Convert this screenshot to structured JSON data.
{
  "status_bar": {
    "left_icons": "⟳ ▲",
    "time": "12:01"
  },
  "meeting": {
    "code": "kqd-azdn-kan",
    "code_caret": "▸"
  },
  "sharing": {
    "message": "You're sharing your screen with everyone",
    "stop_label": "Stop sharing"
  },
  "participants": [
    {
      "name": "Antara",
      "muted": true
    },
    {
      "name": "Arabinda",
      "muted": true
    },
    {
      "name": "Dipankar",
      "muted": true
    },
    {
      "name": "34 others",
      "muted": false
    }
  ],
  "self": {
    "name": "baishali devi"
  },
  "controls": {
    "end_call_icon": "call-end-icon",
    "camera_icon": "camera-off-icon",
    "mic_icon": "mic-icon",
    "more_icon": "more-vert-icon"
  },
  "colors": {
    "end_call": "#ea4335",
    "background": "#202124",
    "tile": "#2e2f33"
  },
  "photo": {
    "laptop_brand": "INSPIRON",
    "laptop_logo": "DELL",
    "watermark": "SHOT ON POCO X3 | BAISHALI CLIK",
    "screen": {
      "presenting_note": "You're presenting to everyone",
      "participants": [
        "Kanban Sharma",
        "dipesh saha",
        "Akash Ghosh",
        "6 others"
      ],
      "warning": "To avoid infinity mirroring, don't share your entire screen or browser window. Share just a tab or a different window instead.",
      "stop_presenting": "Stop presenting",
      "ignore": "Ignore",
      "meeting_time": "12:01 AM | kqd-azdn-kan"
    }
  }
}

- **Required task**
Read through the lines above and collect those that contain the string "sharing".

- **Result below**
  "sharing": {
    "message": "You're sharing your screen with everyone",
    "stop_label": "Stop sharing"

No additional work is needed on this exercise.